┏━━

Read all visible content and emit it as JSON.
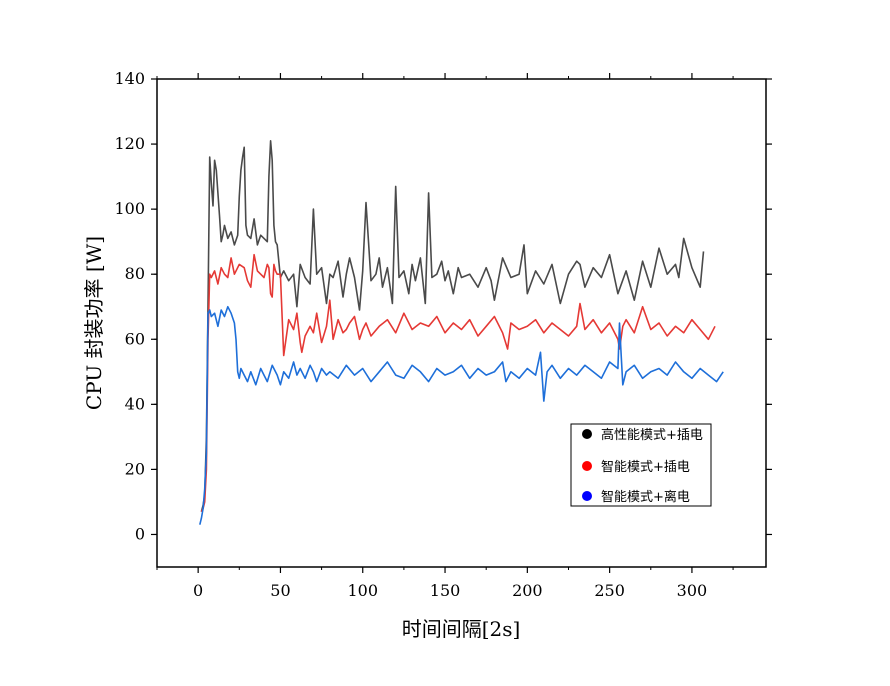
{
  "chart_data": {
    "type": "line",
    "xlabel": "时间间隔[2s]",
    "ylabel": "CPU 封装功率 [W]",
    "xlim": [
      -25,
      345
    ],
    "ylim": [
      -10,
      140
    ],
    "x_ticks": [
      0,
      50,
      100,
      150,
      200,
      250,
      300
    ],
    "y_ticks": [
      0,
      20,
      40,
      60,
      80,
      100,
      120,
      140
    ],
    "grid": false,
    "legend": {
      "placement": "lower-right"
    },
    "series": [
      {
        "name": "高性能模式+插电",
        "color": "#4a4a4a",
        "marker_color": "#000000",
        "x": [
          2,
          3,
          4,
          5,
          6,
          7,
          8,
          9,
          10,
          11,
          12,
          13,
          14,
          15,
          16,
          18,
          20,
          22,
          24,
          25,
          26,
          27,
          28,
          29,
          30,
          32,
          34,
          36,
          38,
          40,
          42,
          43,
          44,
          45,
          46,
          47,
          48,
          50,
          52,
          55,
          58,
          60,
          62,
          65,
          68,
          70,
          72,
          75,
          78,
          80,
          82,
          85,
          88,
          90,
          92,
          95,
          98,
          100,
          102,
          105,
          108,
          110,
          112,
          115,
          118,
          120,
          122,
          125,
          128,
          130,
          132,
          135,
          138,
          140,
          142,
          145,
          148,
          150,
          152,
          155,
          158,
          160,
          165,
          170,
          175,
          178,
          180,
          185,
          190,
          195,
          198,
          200,
          205,
          210,
          215,
          220,
          225,
          230,
          232,
          235,
          240,
          245,
          250,
          255,
          260,
          265,
          270,
          275,
          280,
          285,
          290,
          292,
          295,
          300,
          305,
          307
        ],
        "values": [
          7,
          9,
          12,
          30,
          70,
          116,
          108,
          101,
          115,
          112,
          105,
          98,
          90,
          92,
          95,
          91,
          93,
          89,
          92,
          104,
          112,
          116,
          119,
          95,
          92,
          91,
          97,
          89,
          92,
          91,
          90,
          110,
          121,
          115,
          95,
          90,
          89,
          79,
          81,
          78,
          80,
          70,
          83,
          79,
          77,
          100,
          80,
          82,
          71,
          80,
          79,
          84,
          73,
          80,
          85,
          79,
          69,
          81,
          102,
          78,
          80,
          85,
          76,
          82,
          71,
          107,
          79,
          81,
          74,
          83,
          78,
          85,
          71,
          105,
          79,
          80,
          84,
          78,
          81,
          74,
          82,
          79,
          80,
          76,
          82,
          78,
          72,
          85,
          79,
          80,
          89,
          74,
          81,
          77,
          83,
          71,
          80,
          84,
          83,
          76,
          82,
          79,
          86,
          74,
          81,
          72,
          84,
          76,
          88,
          80,
          83,
          79,
          91,
          82,
          76,
          87
        ]
      },
      {
        "name": "智能模式+插电",
        "color": "#e53935",
        "marker_color": "#ff0000",
        "x": [
          2,
          3,
          4,
          5,
          6,
          7,
          8,
          10,
          12,
          14,
          16,
          18,
          20,
          22,
          25,
          28,
          30,
          32,
          34,
          36,
          38,
          40,
          42,
          43,
          44,
          45,
          46,
          47,
          48,
          50,
          52,
          55,
          58,
          60,
          62,
          63,
          65,
          68,
          70,
          72,
          75,
          78,
          80,
          82,
          85,
          88,
          90,
          92,
          95,
          98,
          100,
          102,
          105,
          110,
          115,
          120,
          125,
          130,
          135,
          140,
          145,
          150,
          155,
          160,
          165,
          170,
          175,
          180,
          185,
          188,
          190,
          195,
          200,
          205,
          210,
          215,
          220,
          225,
          230,
          232,
          235,
          240,
          245,
          250,
          255,
          256,
          258,
          260,
          265,
          270,
          275,
          280,
          285,
          290,
          295,
          300,
          305,
          310,
          314
        ],
        "values": [
          7,
          8,
          10,
          20,
          60,
          80,
          79,
          81,
          77,
          82,
          80,
          79,
          85,
          80,
          83,
          82,
          78,
          76,
          86,
          81,
          80,
          79,
          83,
          82,
          74,
          73,
          83,
          81,
          80,
          80,
          55,
          66,
          63,
          68,
          59,
          56,
          61,
          64,
          62,
          68,
          59,
          64,
          72,
          60,
          66,
          62,
          63,
          65,
          67,
          60,
          63,
          65,
          61,
          64,
          66,
          62,
          68,
          63,
          65,
          64,
          67,
          62,
          65,
          63,
          66,
          61,
          64,
          67,
          62,
          57,
          65,
          63,
          64,
          66,
          62,
          65,
          63,
          61,
          64,
          71,
          63,
          66,
          62,
          65,
          60,
          57,
          64,
          66,
          62,
          70,
          63,
          65,
          61,
          64,
          62,
          66,
          63,
          60,
          64
        ]
      },
      {
        "name": "智能模式+离电",
        "color": "#1e6fd9",
        "marker_color": "#0000ff",
        "x": [
          1,
          2,
          3,
          4,
          5,
          6,
          7,
          8,
          10,
          12,
          14,
          16,
          18,
          20,
          22,
          23,
          24,
          25,
          26,
          28,
          30,
          32,
          35,
          38,
          40,
          42,
          45,
          48,
          50,
          52,
          55,
          58,
          60,
          62,
          65,
          68,
          70,
          72,
          75,
          78,
          80,
          85,
          90,
          95,
          100,
          105,
          110,
          115,
          120,
          125,
          130,
          135,
          140,
          145,
          150,
          155,
          160,
          165,
          170,
          175,
          180,
          185,
          187,
          190,
          195,
          200,
          205,
          208,
          210,
          212,
          215,
          220,
          225,
          230,
          235,
          240,
          245,
          250,
          255,
          256,
          257,
          258,
          260,
          265,
          270,
          275,
          280,
          285,
          290,
          295,
          300,
          305,
          310,
          315,
          319
        ],
        "values": [
          3,
          5,
          8,
          14,
          25,
          68,
          69,
          67,
          68,
          64,
          69,
          67,
          70,
          68,
          65,
          60,
          50,
          48,
          51,
          49,
          47,
          50,
          46,
          51,
          49,
          47,
          52,
          49,
          46,
          50,
          48,
          53,
          49,
          51,
          48,
          52,
          50,
          47,
          51,
          49,
          50,
          48,
          52,
          49,
          51,
          47,
          50,
          53,
          49,
          48,
          52,
          50,
          47,
          51,
          49,
          50,
          52,
          48,
          51,
          49,
          50,
          53,
          47,
          50,
          48,
          51,
          49,
          56,
          41,
          50,
          52,
          48,
          51,
          49,
          52,
          50,
          48,
          53,
          51,
          65,
          55,
          46,
          50,
          52,
          48,
          50,
          51,
          49,
          53,
          50,
          48,
          51,
          49,
          47,
          50
        ]
      }
    ]
  }
}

┗━━

WHAT THE TASK REQUIRES:
All entries are to be retyped exactly. Omit any embedded images.

OUTPUT:
Read all visible content and emit it as JSON.
{
  "chart_data": {
    "type": "line",
    "xlabel": "时间间隔[2s]",
    "ylabel": "CPU 封装功率 [W]",
    "xlim": [
      -25,
      345
    ],
    "ylim": [
      -10,
      140
    ],
    "x_ticks": [
      0,
      50,
      100,
      150,
      200,
      250,
      300
    ],
    "y_ticks": [
      0,
      20,
      40,
      60,
      80,
      100,
      120,
      140
    ],
    "grid": false,
    "legend": {
      "placement": "lower-right"
    },
    "series": [
      {
        "name": "高性能模式+插电",
        "color": "#4a4a4a",
        "marker_color": "#000000",
        "x": [
          2,
          3,
          4,
          5,
          6,
          7,
          8,
          9,
          10,
          11,
          12,
          13,
          14,
          15,
          16,
          18,
          20,
          22,
          24,
          25,
          26,
          27,
          28,
          29,
          30,
          32,
          34,
          36,
          38,
          40,
          42,
          43,
          44,
          45,
          46,
          47,
          48,
          50,
          52,
          55,
          58,
          60,
          62,
          65,
          68,
          70,
          72,
          75,
          78,
          80,
          82,
          85,
          88,
          90,
          92,
          95,
          98,
          100,
          102,
          105,
          108,
          110,
          112,
          115,
          118,
          120,
          122,
          125,
          128,
          130,
          132,
          135,
          138,
          140,
          142,
          145,
          148,
          150,
          152,
          155,
          158,
          160,
          165,
          170,
          175,
          178,
          180,
          185,
          190,
          195,
          198,
          200,
          205,
          210,
          215,
          220,
          225,
          230,
          232,
          235,
          240,
          245,
          250,
          255,
          260,
          265,
          270,
          275,
          280,
          285,
          290,
          292,
          295,
          300,
          305,
          307
        ],
        "values": [
          7,
          9,
          12,
          30,
          70,
          116,
          108,
          101,
          115,
          112,
          105,
          98,
          90,
          92,
          95,
          91,
          93,
          89,
          92,
          104,
          112,
          116,
          119,
          95,
          92,
          91,
          97,
          89,
          92,
          91,
          90,
          110,
          121,
          115,
          95,
          90,
          89,
          79,
          81,
          78,
          80,
          70,
          83,
          79,
          77,
          100,
          80,
          82,
          71,
          80,
          79,
          84,
          73,
          80,
          85,
          79,
          69,
          81,
          102,
          78,
          80,
          85,
          76,
          82,
          71,
          107,
          79,
          81,
          74,
          83,
          78,
          85,
          71,
          105,
          79,
          80,
          84,
          78,
          81,
          74,
          82,
          79,
          80,
          76,
          82,
          78,
          72,
          85,
          79,
          80,
          89,
          74,
          81,
          77,
          83,
          71,
          80,
          84,
          83,
          76,
          82,
          79,
          86,
          74,
          81,
          72,
          84,
          76,
          88,
          80,
          83,
          79,
          91,
          82,
          76,
          87
        ]
      },
      {
        "name": "智能模式+插电",
        "color": "#e53935",
        "marker_color": "#ff0000",
        "x": [
          2,
          3,
          4,
          5,
          6,
          7,
          8,
          10,
          12,
          14,
          16,
          18,
          20,
          22,
          25,
          28,
          30,
          32,
          34,
          36,
          38,
          40,
          42,
          43,
          44,
          45,
          46,
          47,
          48,
          50,
          52,
          55,
          58,
          60,
          62,
          63,
          65,
          68,
          70,
          72,
          75,
          78,
          80,
          82,
          85,
          88,
          90,
          92,
          95,
          98,
          100,
          102,
          105,
          110,
          115,
          120,
          125,
          130,
          135,
          140,
          145,
          150,
          155,
          160,
          165,
          170,
          175,
          180,
          185,
          188,
          190,
          195,
          200,
          205,
          210,
          215,
          220,
          225,
          230,
          232,
          235,
          240,
          245,
          250,
          255,
          256,
          258,
          260,
          265,
          270,
          275,
          280,
          285,
          290,
          295,
          300,
          305,
          310,
          314
        ],
        "values": [
          7,
          8,
          10,
          20,
          60,
          80,
          79,
          81,
          77,
          82,
          80,
          79,
          85,
          80,
          83,
          82,
          78,
          76,
          86,
          81,
          80,
          79,
          83,
          82,
          74,
          73,
          83,
          81,
          80,
          80,
          55,
          66,
          63,
          68,
          59,
          56,
          61,
          64,
          62,
          68,
          59,
          64,
          72,
          60,
          66,
          62,
          63,
          65,
          67,
          60,
          63,
          65,
          61,
          64,
          66,
          62,
          68,
          63,
          65,
          64,
          67,
          62,
          65,
          63,
          66,
          61,
          64,
          67,
          62,
          57,
          65,
          63,
          64,
          66,
          62,
          65,
          63,
          61,
          64,
          71,
          63,
          66,
          62,
          65,
          60,
          57,
          64,
          66,
          62,
          70,
          63,
          65,
          61,
          64,
          62,
          66,
          63,
          60,
          64
        ]
      },
      {
        "name": "智能模式+离电",
        "color": "#1e6fd9",
        "marker_color": "#0000ff",
        "x": [
          1,
          2,
          3,
          4,
          5,
          6,
          7,
          8,
          10,
          12,
          14,
          16,
          18,
          20,
          22,
          23,
          24,
          25,
          26,
          28,
          30,
          32,
          35,
          38,
          40,
          42,
          45,
          48,
          50,
          52,
          55,
          58,
          60,
          62,
          65,
          68,
          70,
          72,
          75,
          78,
          80,
          85,
          90,
          95,
          100,
          105,
          110,
          115,
          120,
          125,
          130,
          135,
          140,
          145,
          150,
          155,
          160,
          165,
          170,
          175,
          180,
          185,
          187,
          190,
          195,
          200,
          205,
          208,
          210,
          212,
          215,
          220,
          225,
          230,
          235,
          240,
          245,
          250,
          255,
          256,
          257,
          258,
          260,
          265,
          270,
          275,
          280,
          285,
          290,
          295,
          300,
          305,
          310,
          315,
          319
        ],
        "values": [
          3,
          5,
          8,
          14,
          25,
          68,
          69,
          67,
          68,
          64,
          69,
          67,
          70,
          68,
          65,
          60,
          50,
          48,
          51,
          49,
          47,
          50,
          46,
          51,
          49,
          47,
          52,
          49,
          46,
          50,
          48,
          53,
          49,
          51,
          48,
          52,
          50,
          47,
          51,
          49,
          50,
          48,
          52,
          49,
          51,
          47,
          50,
          53,
          49,
          48,
          52,
          50,
          47,
          51,
          49,
          50,
          52,
          48,
          51,
          49,
          50,
          53,
          47,
          50,
          48,
          51,
          49,
          56,
          41,
          50,
          52,
          48,
          51,
          49,
          52,
          50,
          48,
          53,
          51,
          65,
          55,
          46,
          50,
          52,
          48,
          50,
          51,
          49,
          53,
          50,
          48,
          51,
          49,
          47,
          50
        ]
      }
    ]
  }
}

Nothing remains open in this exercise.